→ ASSIGNMENT:
Run through the data and copy out every line that mentions the word "Email".

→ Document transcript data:
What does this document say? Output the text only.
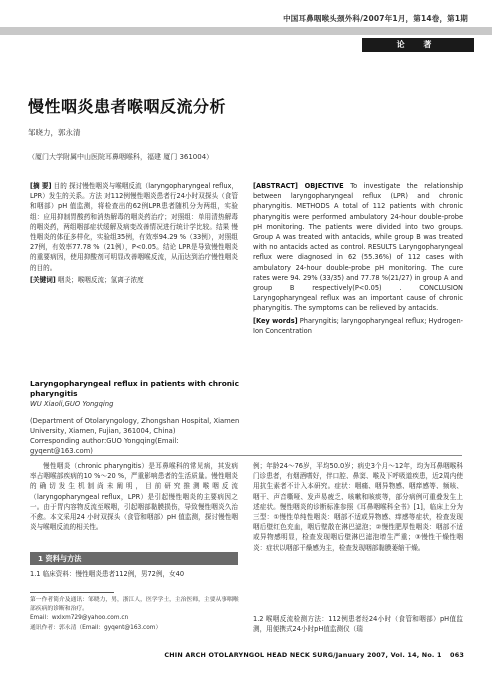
中国耳鼻咽喉头颈外科/2007年1月，第14卷，第1期
论 著
慢性咽炎患者喉咽反流分析
邹晓力，郭永清
（厦门大学附属中山医院耳鼻咽喉科，福建 厦门 361004）

[摘 要] 目的 探讨慢性咽炎与喉咽反流（laryngopharyngeal reflux，LPR）发生的关系。方法 对112例慢性咽炎患者行24小时双探头（食管和咽部）pH 值监测，将检查出的62例LPR患者随机分为两组，实验组：应用抑制胃酸药和消热解毒的咽炎药治疗；对照组：单用清热解毒的咽炎药，两组咽部症状缓解及病变改善情况进行统计学比较。结果 慢性咽炎的体征多样化，实验组35例，有效率94.29 %（33例），对照组27例，有效率77.78 %（21例），P<0.05。结论 LPR是导致慢性咽炎的重要病因，使用抑酸剂可明显改善咽喉反流，从而达到治疗慢性咽炎的目的。

[关键词] 咽炎；喉咽反流；氢离子浓度

Laryngopharyngeal reflux in patients with chronic pharyngitis
WU Xiaoli,GUO Yongqing
(Department of Otolaryngology, Zhongshan Hospital, Xiamen University, Xiamen, Fujian, 361004, China)
Corresponding author:GUO Yongqing(Email: gyqent@163.com)

[ABSTRACT] OBJECTIVE To investigate the relationship between laryngopharyngeal reflux (LPR) and chronic pharyngitis. METHODS A total of 112 patients with chronic pharyngitis were performed ambulatory 24-hour double-probe pH monitoring. The patients were divided into two groups. Group A was treated with antacids, while group B was treated with no antacids acted as control. RESULTS Laryngopharyngeal reflux were diagnosed in 62 (55.36%) of 112 cases with ambulatory 24-hour double-probe pH monitoring. The cure rates were 94. 29% (33/35) and 77.78 %(21/27) in group A and group B respectively(P<0.05) . CONCLUSION Laryngopharyngeal reflux was an important cause of chronic pharyngitis. The symptoms can be relieved by antacids.

[Key words] Pharyngitis; laryngopharyngeal reflux; Hydrogen-Ion Concentration

慢性咽炎（chronic pharyngitis）是耳鼻喉科的常见病，其发病率占咽喉部疾病的10 %～20 %，严重影响患者的生活质量。慢性咽炎的确切发生机制尚未阐明，目前研究推测喉咽反流（laryngopharyngeal reflux，LPR）是引起慢性咽炎的主要病因之一。由于胃内容物反流至喉咽，引起咽部黏膜损伤，导致慢性咽炎久治不愈。本文采用24 小时双探头（食管和咽部）pH 值监测，探讨慢性咽炎与喉咽反流的相关性。
1 资料与方法
1.1 临床资料：慢性咽炎患者112例，男72例，女40
第一作者简介及通讯：邹晓力，男，浙江人，医学学士，主治医师，主要从事咽喉部疾病的诊断和治疗。
Email：wxlxm729@yahoo.com.cn
通讯作者：郭永清（Email：gyqent@163.com）
例；年龄24～76岁，平均50.0岁；病史3个月～12年，均为耳鼻咽喉科门诊患者，有烟酒嗜好，伴口腔、鼻窦、喉及下呼吸道疾患，近2周内使用抗生素者不计入本研究。症状：咽痛、咽异物感、咽痒感等、频咳、咽干、声音嘶哑、发声易疲乏、咳嗽和咳痰等，部分病例可重叠发生上述症状。慢性咽炎的诊断标准参照《耳鼻咽喉科全书》[1]，临床上分为三型：①慢性单纯性咽炎：咽部不适或异物感、痒感等症状，检查发现咽后壁红色充血，咽后壁散在淋巴滤泡；②慢性肥厚性咽炎：咽部不适或异物感明显，检查发现咽后壁淋巴滤泡增生严重；③慢性干燥性咽炎：症状以咽部干燥感为主，检查发现咽部黏膜萎缩干燥。
1.2 喉咽反流检测方法：112例患者经24小时（食管和咽部）pH值监测，用便携式24小时pH值监测仪（瑞
CHIN ARCH OTOLARYNGOL HEAD NECK SURG/January 2007, Vol. 14, No. 1 063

→ RESPONSE BELOW:
Corresponding author:GUO Yongqing(Email: gyqent@163.com)
Email：wxlxm729@yahoo.com.cn
通讯作者：郭永清（Email：gyqent@163.com）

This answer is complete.